Saved entries
━━━

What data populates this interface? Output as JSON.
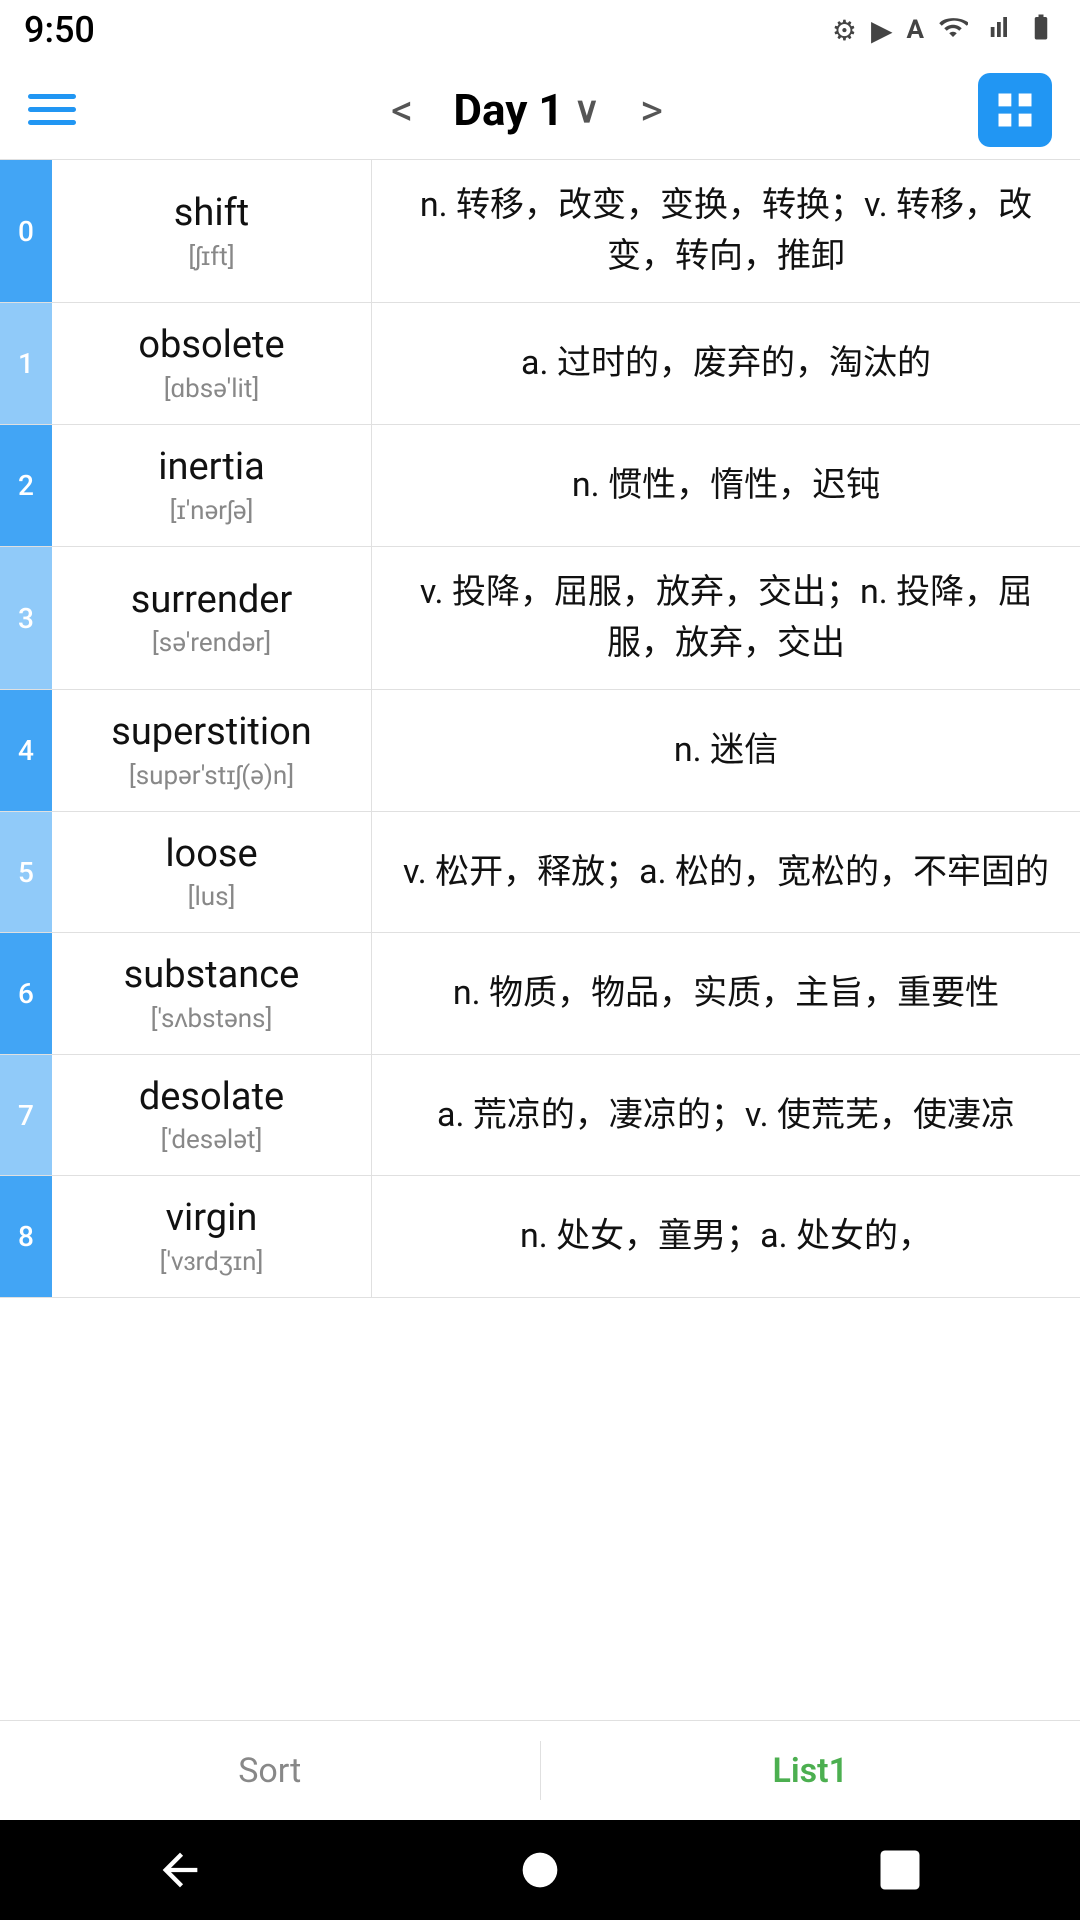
{
  "statusBar": {
    "time": "9:50",
    "icons": [
      "gear",
      "play-circle",
      "A",
      "wifi",
      "signal",
      "battery"
    ]
  },
  "toolbar": {
    "menuLabel": "Menu",
    "prevLabel": "<",
    "nextLabel": ">",
    "title": "Day 1",
    "titleDropdown": true,
    "gridLabel": "Grid View"
  },
  "words": [
    {
      "index": "0",
      "english": "shift",
      "phonetic": "[ʃɪft]",
      "definition": "n. 转移，改变，变换，转换；v. 转移，改变，转向，推卸"
    },
    {
      "index": "1",
      "english": "obsolete",
      "phonetic": "[ɑbsə'lit]",
      "definition": "a. 过时的，废弃的，淘汰的"
    },
    {
      "index": "2",
      "english": "inertia",
      "phonetic": "[ɪ'nərʃə]",
      "definition": "n. 惯性，惰性，迟钝"
    },
    {
      "index": "3",
      "english": "surrender",
      "phonetic": "[sə'rendər]",
      "definition": "v. 投降，屈服，放弃，交出；n. 投降，屈服，放弃，交出"
    },
    {
      "index": "4",
      "english": "superstition",
      "phonetic": "[supər'stɪʃ(ə)n]",
      "definition": "n. 迷信"
    },
    {
      "index": "5",
      "english": "loose",
      "phonetic": "[lus]",
      "definition": "v. 松开，释放；a. 松的，宽松的，不牢固的"
    },
    {
      "index": "6",
      "english": "substance",
      "phonetic": "['sʌbstəns]",
      "definition": "n. 物质，物品，实质，主旨，重要性"
    },
    {
      "index": "7",
      "english": "desolate",
      "phonetic": "['desələt]",
      "definition": "a. 荒凉的，凄凉的；v. 使荒芜，使凄凉"
    },
    {
      "index": "8",
      "english": "virgin",
      "phonetic": "['vɜrdʒɪn]",
      "definition": "n. 处女，童男；a. 处女的，"
    }
  ],
  "bottomTabs": [
    {
      "label": "Sort",
      "active": false
    },
    {
      "label": "List1",
      "active": true
    }
  ],
  "navBar": {
    "back": "back",
    "home": "home",
    "recents": "recents"
  }
}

━━━

-- Set problem --
Within the material above, find the lines that contain the word "english"; copy them.

-- Result of this task --
      "english": "shift",
      "english": "obsolete",
      "english": "inertia",
      "english": "surrender",
      "english": "superstition",
      "english": "loose",
      "english": "substance",
      "english": "desolate",
      "english": "virgin",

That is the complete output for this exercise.